- PROBLEM -
According to the film review, who plays the folksinger Llewyn Davis?

- SELECTED EXTRACT -
Inside Llewyn Davis: The Coen Brothers’ Most Moving Film Since A Serious Man


You may wonder, as you relish their stridently un-nostalgic re-creation of the Greenwich Village folk scene, just when Joel and Ethan Coen became so intimate with failure. Film after film, they give us bums, schlubs, and the occasional upright cop who can’t always eye-of-the-tiger themselves into the triumphs that the leads in splashy Hollywood entertainments are supposed to. While often funny and alive with winning performances, Inside Llewyn Davis finds the brothers in a dark mood, exploring the near-inevitable disappointment that faces artists too sincere to compromise–disappointments that the Coens, to their credit, have made a career out of dodging. The result is their most affecting film since the masterful A Serious Man.

This time around, their ne’er-do-well/punching bag is a talented folksinger Llewyn Davis, played by Oscar Isaac with an intense, only slightly needy charisma, and the strained, sunken eyes of Lenny Bruce. Isaac’s singing is strong, and we hear lots of it–traditional tunes in the bluesy, impassioned style of Dave Van Ronk, the Village star from whom Bob Dylan nicked an arrangement of “House of the Rising Sun.” There’s something simultaneously reverent and aloof about about Davis’s treatment of a song like “Hang Me, Oh Hang Me”–he seems not to be singing to the crowd at the Gaslight but to archivists at the Smithsonian. Whether mere music fans feel something like enjoyment seems beside the point.

[Source records]
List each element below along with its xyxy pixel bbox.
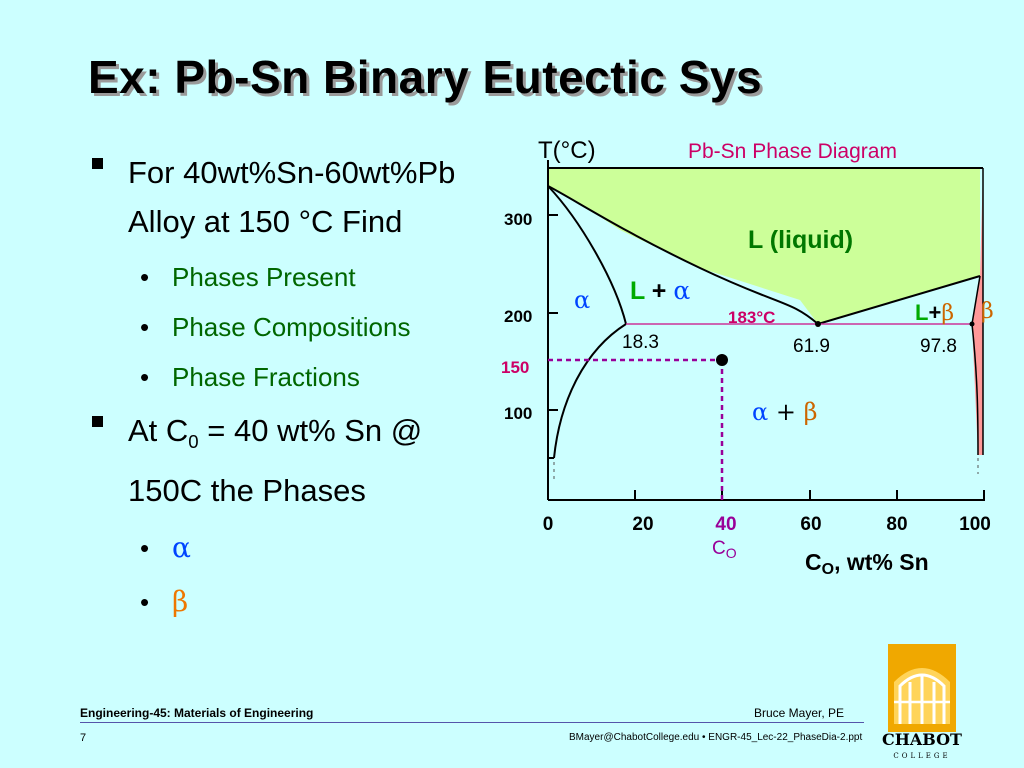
sub-bullet-phase-fractions: • Phase Fractions <box>92 352 492 402</box>
square-bullet-icon <box>92 416 103 427</box>
region-beta-label: β <box>981 299 994 324</box>
dot-bullet-icon: • <box>140 533 150 564</box>
sub-bullet-phases-present: • Phases Present <box>92 252 492 302</box>
footer-file: BMayer@ChabotCollege.edu • ENGR-45_Lec-2… <box>569 732 863 743</box>
c0-marker-label: CO <box>712 538 737 561</box>
beta-eutectic-point <box>969 321 975 327</box>
x-tick-label-100: 100 <box>959 514 991 535</box>
beta-solidus-line <box>971 275 981 325</box>
footer-author: Bruce Mayer, PE <box>754 706 845 720</box>
region-liquid-label: L (liquid) <box>748 226 853 254</box>
dot-bullet-icon: • <box>140 312 150 342</box>
comp-label-61-9: 61.9 <box>793 336 830 357</box>
sub-bullet-beta: • β <box>92 575 492 629</box>
y-tick-label-200: 200 <box>504 307 532 326</box>
eutectic-temp-label: 183°C <box>728 308 775 327</box>
dot-bullet-icon: • <box>140 362 150 392</box>
alpha-solidus-line <box>547 185 627 325</box>
region-l-plus-alpha-label: L + α <box>630 276 690 305</box>
comp-label-18-3: 18.3 <box>622 332 659 353</box>
chabot-logo-icon: CHABOT COLLEGE <box>882 644 962 760</box>
diagram-header: Pb-Sn Phase Diagram <box>688 140 897 163</box>
beta-region <box>972 168 983 455</box>
bullet-main-2: At C0 = 40 wt% Sn @ 150C the Phases <box>92 406 492 515</box>
footer-page-number: 7 <box>80 732 87 744</box>
temp-150-label: 150 <box>501 358 529 377</box>
footer-divider <box>80 722 864 723</box>
region-alpha-label: α <box>574 286 590 314</box>
liquid-region <box>548 168 980 324</box>
alpha-solvus-line <box>553 323 627 459</box>
bullet-1-text: For 40wt%Sn-60wt%Pb Alloy at 150 °C Find <box>128 155 456 239</box>
x-tick-label-0: 0 <box>543 514 554 535</box>
footer-course: Engineering-45: Materials of Engineering <box>80 706 314 720</box>
svg-text:COLLEGE: COLLEGE <box>893 752 950 760</box>
liquidus-right-line <box>817 275 981 325</box>
sub-bullet-phase-compositions: • Phase Compositions <box>92 302 492 352</box>
sub-bullet-alpha: • α <box>92 521 492 575</box>
x-tick-label-80: 80 <box>886 514 907 535</box>
y-axis-label: T(°C) <box>538 137 596 164</box>
region-l-plus-beta-label: L+β <box>915 300 954 326</box>
state-point <box>716 354 728 366</box>
eutectic-point <box>815 321 821 327</box>
bullet-list: For 40wt%Sn-60wt%Pb Alloy at 150 °C Find… <box>92 148 492 629</box>
x-tick-label-60: 60 <box>800 514 821 535</box>
dot-bullet-icon: • <box>140 587 150 618</box>
svg-text:CHABOT: CHABOT <box>882 730 962 749</box>
y-tick-label-100: 100 <box>504 404 532 423</box>
slide-title: Ex: Pb-Sn Binary Eutectic Sys <box>88 51 763 103</box>
y-tick-label-300: 300 <box>504 210 532 229</box>
x-tick-label-40: 40 <box>715 514 736 535</box>
x-axis-label: CO, wt% Sn <box>805 549 929 578</box>
square-bullet-icon <box>92 158 103 169</box>
beta-solvus-line <box>971 323 979 456</box>
x-tick-label-20: 20 <box>632 514 653 535</box>
region-alpha-beta-label: α + β <box>752 398 817 426</box>
comp-label-97-8: 97.8 <box>920 336 957 357</box>
liquidus-left-line <box>547 185 819 325</box>
bullet-main-1: For 40wt%Sn-60wt%Pb Alloy at 150 °C Find <box>92 148 492 246</box>
dot-bullet-icon: • <box>140 262 150 292</box>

- TASK OUTPUT -
Oscar Isaac